» **ЗАДАНИЯ**
1. Ответьте на вопросы по тексту о христианском единстве:
(a) Где ученики Христа впервые стали называться христианами?
(b) Что названо целью экуменического Движения?
(c) Что мы получим, передвигая границу схизм?
2. Продолжите текст о христианском единстве, начав сразу после его последнего предложения.

» **ИСХОДНЫЙ ТЕКСТ**
%%

Нам может быть сделают упрек в том, что мы отрываемся от исторической действительности и укрываемся в области мистики. Пред лицом этого возможного упрека мы чувствуем потребности спуститься на землю и сказать несколько слов о возможностях поисков христианского единства на путях истории. Церковь была основана единой. Но затем она разделилась на множество вероисповеданий; речь идет поэтому о восстановлении первоначального единства, охватывавшего когда-то всех учеников Христа, “которые в Антиохии в первый раз стали называться христианами”. (Д.А.11,26). Таким образом целью экуменического Движения является полнота христианского мира, единство всех христиан. И всякое частное объединение, всякое частное слияние тех или иных церквей или вероисповеданий – независимо от всего христианства – проблемы не разрешает. Ибо, передвигая границу схизм, мы получим только новые аспекты разделений, новые комбинации тех или иных частей христианского мира, противополагаемых одна другой.

%%

Аннотированные списки областей
%%

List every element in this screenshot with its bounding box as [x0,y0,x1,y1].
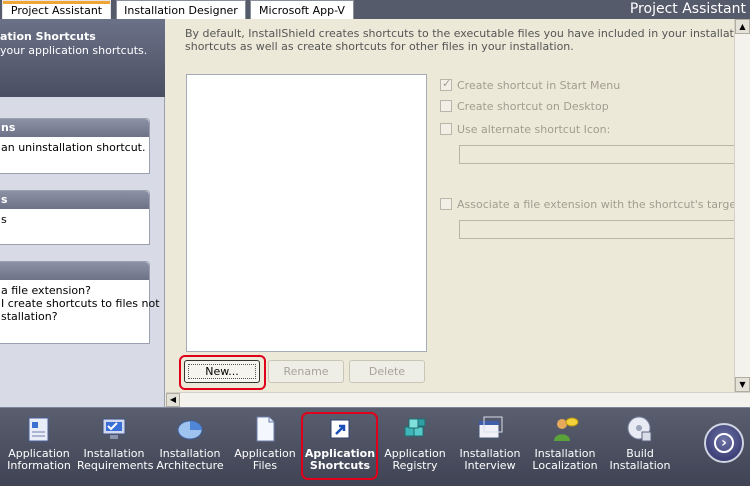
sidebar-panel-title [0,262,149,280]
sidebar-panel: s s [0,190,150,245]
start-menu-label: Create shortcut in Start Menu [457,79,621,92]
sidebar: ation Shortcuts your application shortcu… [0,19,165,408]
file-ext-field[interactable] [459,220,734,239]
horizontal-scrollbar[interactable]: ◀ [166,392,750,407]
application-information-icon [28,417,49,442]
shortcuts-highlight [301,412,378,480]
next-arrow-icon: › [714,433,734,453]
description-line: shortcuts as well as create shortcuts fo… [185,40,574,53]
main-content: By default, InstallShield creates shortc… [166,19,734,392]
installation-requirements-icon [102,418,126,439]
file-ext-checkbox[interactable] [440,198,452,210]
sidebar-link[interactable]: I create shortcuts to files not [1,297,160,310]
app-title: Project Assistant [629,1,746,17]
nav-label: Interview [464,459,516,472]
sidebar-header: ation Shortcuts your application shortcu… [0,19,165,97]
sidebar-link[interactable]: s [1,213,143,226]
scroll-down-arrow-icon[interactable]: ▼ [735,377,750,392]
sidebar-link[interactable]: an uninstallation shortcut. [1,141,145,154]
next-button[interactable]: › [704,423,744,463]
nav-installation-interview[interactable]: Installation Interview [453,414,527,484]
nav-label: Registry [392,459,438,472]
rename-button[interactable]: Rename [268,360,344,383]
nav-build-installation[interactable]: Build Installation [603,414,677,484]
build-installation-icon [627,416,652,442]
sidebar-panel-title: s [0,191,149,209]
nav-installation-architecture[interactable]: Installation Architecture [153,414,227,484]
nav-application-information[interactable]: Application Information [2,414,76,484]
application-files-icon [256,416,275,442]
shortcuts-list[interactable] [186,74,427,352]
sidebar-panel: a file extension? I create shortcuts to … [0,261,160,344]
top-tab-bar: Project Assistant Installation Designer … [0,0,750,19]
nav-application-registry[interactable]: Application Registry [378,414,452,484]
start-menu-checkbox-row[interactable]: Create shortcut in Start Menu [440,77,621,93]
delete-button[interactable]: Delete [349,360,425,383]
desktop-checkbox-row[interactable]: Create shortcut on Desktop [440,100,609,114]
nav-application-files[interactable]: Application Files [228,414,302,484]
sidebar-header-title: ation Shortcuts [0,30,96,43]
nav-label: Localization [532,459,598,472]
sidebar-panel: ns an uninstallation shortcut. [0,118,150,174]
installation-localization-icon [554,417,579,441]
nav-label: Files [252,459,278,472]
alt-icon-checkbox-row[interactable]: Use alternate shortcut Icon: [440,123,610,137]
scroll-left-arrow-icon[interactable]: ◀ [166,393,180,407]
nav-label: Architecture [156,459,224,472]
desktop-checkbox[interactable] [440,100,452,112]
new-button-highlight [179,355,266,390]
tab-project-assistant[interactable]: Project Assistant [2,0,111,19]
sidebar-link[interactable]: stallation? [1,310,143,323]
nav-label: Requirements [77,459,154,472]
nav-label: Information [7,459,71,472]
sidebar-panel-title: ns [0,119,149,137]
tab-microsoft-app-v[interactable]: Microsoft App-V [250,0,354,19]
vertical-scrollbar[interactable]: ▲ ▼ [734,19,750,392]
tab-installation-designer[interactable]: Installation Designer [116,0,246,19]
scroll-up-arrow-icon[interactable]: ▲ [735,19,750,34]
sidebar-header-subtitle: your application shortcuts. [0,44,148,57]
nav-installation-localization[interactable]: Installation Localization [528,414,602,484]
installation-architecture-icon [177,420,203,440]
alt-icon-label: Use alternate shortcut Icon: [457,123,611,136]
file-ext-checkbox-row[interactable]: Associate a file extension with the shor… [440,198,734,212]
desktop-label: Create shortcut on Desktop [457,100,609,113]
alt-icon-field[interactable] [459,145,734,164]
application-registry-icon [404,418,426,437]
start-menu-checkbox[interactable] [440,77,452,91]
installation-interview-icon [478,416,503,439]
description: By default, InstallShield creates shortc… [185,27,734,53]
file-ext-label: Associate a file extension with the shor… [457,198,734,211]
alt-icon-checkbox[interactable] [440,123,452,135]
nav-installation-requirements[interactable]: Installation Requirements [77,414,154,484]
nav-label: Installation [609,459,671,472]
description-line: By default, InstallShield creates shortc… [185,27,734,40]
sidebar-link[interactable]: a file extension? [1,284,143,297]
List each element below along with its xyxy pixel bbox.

%%

» **ОТВЕТЫ**
1.
(a) В Антиохии.
(b) Полнота христианского мира, единство всех христиан.
(c) Только новые аспекты разделений, новые комбинации тех или иных частей христианского мира, противополагаемых одна другой.

2.
Искомое и чаемое единство должно быть поэтому всемирным и всеобщим – эта истина составляет, как нам кажется, основную аксиому экуменического движения. Но, подходя к этой задаче в порядке церковно-организационном, мы сейчас же ощущаем на своих плечах страшную тяжесть исторического наследия, всех тех отношений, которые связывают между собою прошедшие века. Исторические события следуют друг за другом в определенном и необратимом порядке, и века истории не являются взаимозаменяемыми, ибо каждый из них несет в себе итоги всех предшествующих. Поэтому наши разделения и расколы, принадлежащие в своем происхождении к определенным конкретным эпохам, нельзя рассматривать так сказать с птичьего полета, надо понять их во всей полноте присущей им исторической обстановки. В этом отношении из ХХ века нет прямого пути в ХI, ибо между ними лежит XVI в. И, говоря о разрыве христианского востока с христианским Западом, мы не можем упускать из виду того обстоятельства, что западное христианство не осталось тем же, каким оно было в момент разделения, но в свою очередь подверглось дальнейшему дроблению на множество исповеданий. Поэтому и соединение Востока с Западом – тем Западом, с которым связь разорвана в 1054 г., – Западом единым и цельным – фактически невозможно. Католическая церковь ХХ века для нас не та, которую мы знали в период споров Константинополя и Рима. Тогда она представляла собою все западное христанство; теперь мы видим в ней церковь Контрреформации, развившуюся под глубочайшим влиянием борьбы с протестантизмом.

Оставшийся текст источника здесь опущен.